:: GIVEN DATA

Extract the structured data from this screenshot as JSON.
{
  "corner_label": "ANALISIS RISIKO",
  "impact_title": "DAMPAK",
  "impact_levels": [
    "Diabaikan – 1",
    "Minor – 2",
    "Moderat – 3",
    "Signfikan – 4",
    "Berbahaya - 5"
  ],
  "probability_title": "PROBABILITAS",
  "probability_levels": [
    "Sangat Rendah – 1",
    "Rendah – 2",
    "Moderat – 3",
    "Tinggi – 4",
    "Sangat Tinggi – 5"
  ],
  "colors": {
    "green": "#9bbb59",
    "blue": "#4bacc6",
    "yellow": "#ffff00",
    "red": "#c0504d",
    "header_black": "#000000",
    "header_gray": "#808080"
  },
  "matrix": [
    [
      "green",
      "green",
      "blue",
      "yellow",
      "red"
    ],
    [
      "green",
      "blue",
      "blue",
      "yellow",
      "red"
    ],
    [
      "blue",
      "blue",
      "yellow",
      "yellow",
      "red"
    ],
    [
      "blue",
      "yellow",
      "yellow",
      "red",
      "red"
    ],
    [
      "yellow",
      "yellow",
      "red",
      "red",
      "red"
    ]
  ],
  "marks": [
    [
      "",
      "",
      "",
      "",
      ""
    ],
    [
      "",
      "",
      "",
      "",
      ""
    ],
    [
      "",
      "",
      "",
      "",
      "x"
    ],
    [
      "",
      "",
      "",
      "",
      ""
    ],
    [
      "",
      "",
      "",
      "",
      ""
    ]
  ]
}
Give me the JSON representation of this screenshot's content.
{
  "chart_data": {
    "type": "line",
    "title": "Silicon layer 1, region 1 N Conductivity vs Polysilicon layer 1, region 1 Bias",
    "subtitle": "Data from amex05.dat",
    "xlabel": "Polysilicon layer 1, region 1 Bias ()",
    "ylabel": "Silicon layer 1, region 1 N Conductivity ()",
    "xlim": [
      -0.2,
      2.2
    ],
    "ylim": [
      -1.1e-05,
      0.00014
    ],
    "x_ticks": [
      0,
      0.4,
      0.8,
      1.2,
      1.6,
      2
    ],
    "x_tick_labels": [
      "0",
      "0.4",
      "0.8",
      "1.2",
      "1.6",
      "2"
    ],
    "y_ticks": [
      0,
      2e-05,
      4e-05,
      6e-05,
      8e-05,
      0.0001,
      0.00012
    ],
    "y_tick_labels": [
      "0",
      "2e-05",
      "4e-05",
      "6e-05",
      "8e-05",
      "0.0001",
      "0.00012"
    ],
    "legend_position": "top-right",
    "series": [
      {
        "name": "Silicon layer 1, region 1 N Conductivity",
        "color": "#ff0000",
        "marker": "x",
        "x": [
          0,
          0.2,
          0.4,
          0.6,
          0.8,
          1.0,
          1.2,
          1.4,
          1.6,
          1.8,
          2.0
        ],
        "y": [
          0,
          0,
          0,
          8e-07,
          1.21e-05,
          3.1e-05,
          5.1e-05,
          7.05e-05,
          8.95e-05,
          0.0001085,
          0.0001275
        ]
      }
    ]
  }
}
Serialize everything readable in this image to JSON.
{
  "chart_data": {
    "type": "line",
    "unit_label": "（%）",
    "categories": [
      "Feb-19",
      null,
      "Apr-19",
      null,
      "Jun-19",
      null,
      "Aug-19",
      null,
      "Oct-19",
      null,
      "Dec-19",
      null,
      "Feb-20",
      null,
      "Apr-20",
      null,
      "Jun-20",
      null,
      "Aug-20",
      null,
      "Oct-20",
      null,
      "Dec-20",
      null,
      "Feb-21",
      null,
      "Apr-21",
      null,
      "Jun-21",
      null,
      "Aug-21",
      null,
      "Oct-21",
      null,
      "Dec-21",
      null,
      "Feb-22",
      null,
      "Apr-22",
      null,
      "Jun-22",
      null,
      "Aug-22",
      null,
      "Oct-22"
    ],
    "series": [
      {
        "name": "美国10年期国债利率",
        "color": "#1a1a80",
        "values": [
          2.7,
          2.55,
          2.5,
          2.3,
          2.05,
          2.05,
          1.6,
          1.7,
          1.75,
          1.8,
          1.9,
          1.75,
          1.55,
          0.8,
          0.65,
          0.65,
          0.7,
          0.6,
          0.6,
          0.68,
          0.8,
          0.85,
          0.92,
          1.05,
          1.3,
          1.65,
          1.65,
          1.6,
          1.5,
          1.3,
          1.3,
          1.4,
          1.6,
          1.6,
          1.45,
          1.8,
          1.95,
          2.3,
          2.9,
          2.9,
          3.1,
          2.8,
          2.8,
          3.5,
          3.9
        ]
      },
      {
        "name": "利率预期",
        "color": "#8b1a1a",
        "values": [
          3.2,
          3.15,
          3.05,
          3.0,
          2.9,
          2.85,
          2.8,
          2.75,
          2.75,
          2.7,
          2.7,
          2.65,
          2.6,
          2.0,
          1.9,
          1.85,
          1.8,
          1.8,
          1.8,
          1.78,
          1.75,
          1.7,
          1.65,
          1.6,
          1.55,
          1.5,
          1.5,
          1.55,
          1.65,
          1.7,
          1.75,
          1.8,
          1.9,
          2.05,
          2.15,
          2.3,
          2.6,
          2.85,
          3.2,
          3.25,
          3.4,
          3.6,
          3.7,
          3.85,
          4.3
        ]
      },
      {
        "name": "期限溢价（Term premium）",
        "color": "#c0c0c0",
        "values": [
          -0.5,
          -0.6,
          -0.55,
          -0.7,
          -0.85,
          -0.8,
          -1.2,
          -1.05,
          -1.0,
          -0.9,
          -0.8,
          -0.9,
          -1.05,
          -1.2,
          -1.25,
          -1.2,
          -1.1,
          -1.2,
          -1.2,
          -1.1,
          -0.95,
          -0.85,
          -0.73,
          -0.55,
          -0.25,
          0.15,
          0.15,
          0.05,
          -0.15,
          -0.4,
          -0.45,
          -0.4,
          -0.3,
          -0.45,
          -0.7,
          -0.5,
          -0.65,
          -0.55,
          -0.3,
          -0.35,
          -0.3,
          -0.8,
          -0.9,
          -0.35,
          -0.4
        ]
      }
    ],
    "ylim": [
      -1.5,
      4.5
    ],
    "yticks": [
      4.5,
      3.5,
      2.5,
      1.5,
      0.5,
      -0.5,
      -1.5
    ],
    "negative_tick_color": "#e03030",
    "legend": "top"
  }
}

::::

_TASK TO COMPLETE_: Quote every record above exactly.

_EXERCISE ANSWER_:
Extract the structured data from this screenshot as JSON.
{
  "corner_label": "ANALISIS RISIKO",
  "impact_title": "DAMPAK",
  "impact_levels": [
    "Diabaikan – 1",
    "Minor – 2",
    "Moderat – 3",
    "Signfikan – 4",
    "Berbahaya - 5"
  ],
  "probability_title": "PROBABILITAS",
  "probability_levels": [
    "Sangat Rendah – 1",
    "Rendah – 2",
    "Moderat – 3",
    "Tinggi – 4",
    "Sangat Tinggi – 5"
  ],
  "colors": {
    "green": "#9bbb59",
    "blue": "#4bacc6",
    "yellow": "#ffff00",
    "red": "#c0504d",
    "header_black": "#000000",
    "header_gray": "#808080"
  },
  "matrix": [
    [
      "green",
      "green",
      "blue",
      "yellow",
      "red"
    ],
    [
      "green",
      "blue",
      "blue",
      "yellow",
      "red"
    ],
    [
      "blue",
      "blue",
      "yellow",
      "yellow",
      "red"
    ],
    [
      "blue",
      "yellow",
      "yellow",
      "red",
      "red"
    ],
    [
      "yellow",
      "yellow",
      "red",
      "red",
      "red"
    ]
  ],
  "marks": [
    [
      "",
      "",
      "",
      "",
      ""
    ],
    [
      "",
      "",
      "",
      "",
      ""
    ],
    [
      "",
      "",
      "",
      "",
      "x"
    ],
    [
      "",
      "",
      "",
      "",
      ""
    ],
    [
      "",
      "",
      "",
      "",
      ""
    ]
  ]
}
Give me the JSON representation of this screenshot's content.
{
  "chart_data": {
    "type": "line",
    "title": "Silicon layer 1, region 1 N Conductivity vs Polysilicon layer 1, region 1 Bias",
    "subtitle": "Data from amex05.dat",
    "xlabel": "Polysilicon layer 1, region 1 Bias ()",
    "ylabel": "Silicon layer 1, region 1 N Conductivity ()",
    "xlim": [
      -0.2,
      2.2
    ],
    "ylim": [
      -1.1e-05,
      0.00014
    ],
    "x_ticks": [
      0,
      0.4,
      0.8,
      1.2,
      1.6,
      2
    ],
    "x_tick_labels": [
      "0",
      "0.4",
      "0.8",
      "1.2",
      "1.6",
      "2"
    ],
    "y_ticks": [
      0,
      2e-05,
      4e-05,
      6e-05,
      8e-05,
      0.0001,
      0.00012
    ],
    "y_tick_labels": [
      "0",
      "2e-05",
      "4e-05",
      "6e-05",
      "8e-05",
      "0.0001",
      "0.00012"
    ],
    "legend_position": "top-right",
    "series": [
      {
        "name": "Silicon layer 1, region 1 N Conductivity",
        "color": "#ff0000",
        "marker": "x",
        "x": [
          0,
          0.2,
          0.4,
          0.6,
          0.8,
          1.0,
          1.2,
          1.4,
          1.6,
          1.8,
          2.0
        ],
        "y": [
          0,
          0,
          0,
          8e-07,
          1.21e-05,
          3.1e-05,
          5.1e-05,
          7.05e-05,
          8.95e-05,
          0.0001085,
          0.0001275
        ]
      }
    ]
  }
}
Serialize everything readable in this image to JSON.
{
  "chart_data": {
    "type": "line",
    "unit_label": "（%）",
    "categories": [
      "Feb-19",
      null,
      "Apr-19",
      null,
      "Jun-19",
      null,
      "Aug-19",
      null,
      "Oct-19",
      null,
      "Dec-19",
      null,
      "Feb-20",
      null,
      "Apr-20",
      null,
      "Jun-20",
      null,
      "Aug-20",
      null,
      "Oct-20",
      null,
      "Dec-20",
      null,
      "Feb-21",
      null,
      "Apr-21",
      null,
      "Jun-21",
      null,
      "Aug-21",
      null,
      "Oct-21",
      null,
      "Dec-21",
      null,
      "Feb-22",
      null,
      "Apr-22",
      null,
      "Jun-22",
      null,
      "Aug-22",
      null,
      "Oct-22"
    ],
    "series": [
      {
        "name": "美国10年期国债利率",
        "color": "#1a1a80",
        "values": [
          2.7,
          2.55,
          2.5,
          2.3,
          2.05,
          2.05,
          1.6,
          1.7,
          1.75,
          1.8,
          1.9,
          1.75,
          1.55,
          0.8,
          0.65,
          0.65,
          0.7,
          0.6,
          0.6,
          0.68,
          0.8,
          0.85,
          0.92,
          1.05,
          1.3,
          1.65,
          1.65,
          1.6,
          1.5,
          1.3,
          1.3,
          1.4,
          1.6,
          1.6,
          1.45,
          1.8,
          1.95,
          2.3,
          2.9,
          2.9,
          3.1,
          2.8,
          2.8,
          3.5,
          3.9
        ]
      },
      {
        "name": "利率预期",
        "color": "#8b1a1a",
        "values": [
          3.2,
          3.15,
          3.05,
          3.0,
          2.9,
          2.85,
          2.8,
          2.75,
          2.75,
          2.7,
          2.7,
          2.65,
          2.6,
          2.0,
          1.9,
          1.85,
          1.8,
          1.8,
          1.8,
          1.78,
          1.75,
          1.7,
          1.65,
          1.6,
          1.55,
          1.5,
          1.5,
          1.55,
          1.65,
          1.7,
          1.75,
          1.8,
          1.9,
          2.05,
          2.15,
          2.3,
          2.6,
          2.85,
          3.2,
          3.25,
          3.4,
          3.6,
          3.7,
          3.85,
          4.3
        ]
      },
      {
        "name": "期限溢价（Term premium）",
        "color": "#c0c0c0",
        "values": [
          -0.5,
          -0.6,
          -0.55,
          -0.7,
          -0.85,
          -0.8,
          -1.2,
          -1.05,
          -1.0,
          -0.9,
          -0.8,
          -0.9,
          -1.05,
          -1.2,
          -1.25,
          -1.2,
          -1.1,
          -1.2,
          -1.2,
          -1.1,
          -0.95,
          -0.85,
          -0.73,
          -0.55,
          -0.25,
          0.15,
          0.15,
          0.05,
          -0.15,
          -0.4,
          -0.45,
          -0.4,
          -0.3,
          -0.45,
          -0.7,
          -0.5,
          -0.65,
          -0.55,
          -0.3,
          -0.35,
          -0.3,
          -0.8,
          -0.9,
          -0.35,
          -0.4
        ]
      }
    ],
    "ylim": [
      -1.5,
      4.5
    ],
    "yticks": [
      4.5,
      3.5,
      2.5,
      1.5,
      0.5,
      -0.5,
      -1.5
    ],
    "negative_tick_color": "#e03030",
    "legend": "top"
  }
}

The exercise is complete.